**Dataset records**
Begin

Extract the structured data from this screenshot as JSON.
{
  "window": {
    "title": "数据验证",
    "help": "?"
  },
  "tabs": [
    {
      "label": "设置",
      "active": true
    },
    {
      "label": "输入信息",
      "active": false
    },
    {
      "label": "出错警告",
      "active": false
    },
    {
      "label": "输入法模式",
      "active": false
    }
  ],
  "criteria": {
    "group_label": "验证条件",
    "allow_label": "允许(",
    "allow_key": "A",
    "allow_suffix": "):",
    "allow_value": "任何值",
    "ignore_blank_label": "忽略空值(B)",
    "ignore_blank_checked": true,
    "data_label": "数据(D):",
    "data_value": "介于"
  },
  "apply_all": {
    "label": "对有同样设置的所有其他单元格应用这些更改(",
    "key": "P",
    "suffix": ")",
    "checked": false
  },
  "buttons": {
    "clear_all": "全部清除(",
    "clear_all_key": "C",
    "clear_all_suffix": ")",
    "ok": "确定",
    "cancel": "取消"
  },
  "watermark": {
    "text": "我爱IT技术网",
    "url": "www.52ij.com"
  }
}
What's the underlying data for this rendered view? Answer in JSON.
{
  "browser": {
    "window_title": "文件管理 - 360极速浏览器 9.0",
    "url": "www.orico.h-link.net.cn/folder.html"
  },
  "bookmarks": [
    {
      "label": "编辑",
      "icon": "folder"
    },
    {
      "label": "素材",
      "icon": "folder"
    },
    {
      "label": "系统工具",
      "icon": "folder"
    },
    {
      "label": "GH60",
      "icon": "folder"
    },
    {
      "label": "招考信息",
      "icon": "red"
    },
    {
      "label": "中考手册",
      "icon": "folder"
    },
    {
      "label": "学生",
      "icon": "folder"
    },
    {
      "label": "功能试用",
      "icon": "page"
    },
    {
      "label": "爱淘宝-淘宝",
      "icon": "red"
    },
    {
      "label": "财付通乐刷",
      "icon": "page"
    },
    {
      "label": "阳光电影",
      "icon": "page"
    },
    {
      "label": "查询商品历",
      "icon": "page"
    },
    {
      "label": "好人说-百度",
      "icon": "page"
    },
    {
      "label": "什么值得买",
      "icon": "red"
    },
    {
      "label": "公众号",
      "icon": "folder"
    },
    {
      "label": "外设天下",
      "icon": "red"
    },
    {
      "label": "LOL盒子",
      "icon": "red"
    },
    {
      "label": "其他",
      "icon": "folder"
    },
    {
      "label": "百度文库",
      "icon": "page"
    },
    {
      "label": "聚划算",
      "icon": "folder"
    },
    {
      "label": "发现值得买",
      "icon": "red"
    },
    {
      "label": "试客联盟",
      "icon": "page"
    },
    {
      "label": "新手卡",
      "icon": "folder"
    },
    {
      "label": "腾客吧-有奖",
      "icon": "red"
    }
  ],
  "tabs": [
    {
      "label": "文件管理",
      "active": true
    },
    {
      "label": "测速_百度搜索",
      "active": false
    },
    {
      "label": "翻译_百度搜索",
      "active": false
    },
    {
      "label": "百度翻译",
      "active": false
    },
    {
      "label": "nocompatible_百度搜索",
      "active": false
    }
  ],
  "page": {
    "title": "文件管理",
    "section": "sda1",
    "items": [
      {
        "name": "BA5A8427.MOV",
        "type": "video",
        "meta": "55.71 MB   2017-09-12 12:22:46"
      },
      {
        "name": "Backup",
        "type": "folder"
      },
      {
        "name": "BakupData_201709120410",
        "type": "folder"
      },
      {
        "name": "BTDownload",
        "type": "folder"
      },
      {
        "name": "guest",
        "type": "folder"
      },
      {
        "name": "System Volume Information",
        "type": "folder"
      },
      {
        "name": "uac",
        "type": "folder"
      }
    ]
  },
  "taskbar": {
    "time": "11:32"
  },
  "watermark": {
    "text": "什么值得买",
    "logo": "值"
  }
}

End

**What you will do**
Go through the records above and retype each one exactly.

**Written response**
Extract the structured data from this screenshot as JSON.
{
  "window": {
    "title": "数据验证",
    "help": "?"
  },
  "tabs": [
    {
      "label": "设置",
      "active": true
    },
    {
      "label": "输入信息",
      "active": false
    },
    {
      "label": "出错警告",
      "active": false
    },
    {
      "label": "输入法模式",
      "active": false
    }
  ],
  "criteria": {
    "group_label": "验证条件",
    "allow_label": "允许(",
    "allow_key": "A",
    "allow_suffix": "):",
    "allow_value": "任何值",
    "ignore_blank_label": "忽略空值(B)",
    "ignore_blank_checked": true,
    "data_label": "数据(D):",
    "data_value": "介于"
  },
  "apply_all": {
    "label": "对有同样设置的所有其他单元格应用这些更改(",
    "key": "P",
    "suffix": ")",
    "checked": false
  },
  "buttons": {
    "clear_all": "全部清除(",
    "clear_all_key": "C",
    "clear_all_suffix": ")",
    "ok": "确定",
    "cancel": "取消"
  },
  "watermark": {
    "text": "我爱IT技术网",
    "url": "www.52ij.com"
  }
}
What's the underlying data for this rendered view? Answer in JSON.
{
  "browser": {
    "window_title": "文件管理 - 360极速浏览器 9.0",
    "url": "www.orico.h-link.net.cn/folder.html"
  },
  "bookmarks": [
    {
      "label": "编辑",
      "icon": "folder"
    },
    {
      "label": "素材",
      "icon": "folder"
    },
    {
      "label": "系统工具",
      "icon": "folder"
    },
    {
      "label": "GH60",
      "icon": "folder"
    },
    {
      "label": "招考信息",
      "icon": "red"
    },
    {
      "label": "中考手册",
      "icon": "folder"
    },
    {
      "label": "学生",
      "icon": "folder"
    },
    {
      "label": "功能试用",
      "icon": "page"
    },
    {
      "label": "爱淘宝-淘宝",
      "icon": "red"
    },
    {
      "label": "财付通乐刷",
      "icon": "page"
    },
    {
      "label": "阳光电影",
      "icon": "page"
    },
    {
      "label": "查询商品历",
      "icon": "page"
    },
    {
      "label": "好人说-百度",
      "icon": "page"
    },
    {
      "label": "什么值得买",
      "icon": "red"
    },
    {
      "label": "公众号",
      "icon": "folder"
    },
    {
      "label": "外设天下",
      "icon": "red"
    },
    {
      "label": "LOL盒子",
      "icon": "red"
    },
    {
      "label": "其他",
      "icon": "folder"
    },
    {
      "label": "百度文库",
      "icon": "page"
    },
    {
      "label": "聚划算",
      "icon": "folder"
    },
    {
      "label": "发现值得买",
      "icon": "red"
    },
    {
      "label": "试客联盟",
      "icon": "page"
    },
    {
      "label": "新手卡",
      "icon": "folder"
    },
    {
      "label": "腾客吧-有奖",
      "icon": "red"
    }
  ],
  "tabs": [
    {
      "label": "文件管理",
      "active": true
    },
    {
      "label": "测速_百度搜索",
      "active": false
    },
    {
      "label": "翻译_百度搜索",
      "active": false
    },
    {
      "label": "百度翻译",
      "active": false
    },
    {
      "label": "nocompatible_百度搜索",
      "active": false
    }
  ],
  "page": {
    "title": "文件管理",
    "section": "sda1",
    "items": [
      {
        "name": "BA5A8427.MOV",
        "type": "video",
        "meta": "55.71 MB   2017-09-12 12:22:46"
      },
      {
        "name": "Backup",
        "type": "folder"
      },
      {
        "name": "BakupData_201709120410",
        "type": "folder"
      },
      {
        "name": "BTDownload",
        "type": "folder"
      },
      {
        "name": "guest",
        "type": "folder"
      },
      {
        "name": "System Volume Information",
        "type": "folder"
      },
      {
        "name": "uac",
        "type": "folder"
      }
    ]
  },
  "taskbar": {
    "time": "11:32"
  },
  "watermark": {
    "text": "什么值得买",
    "logo": "值"
  }
}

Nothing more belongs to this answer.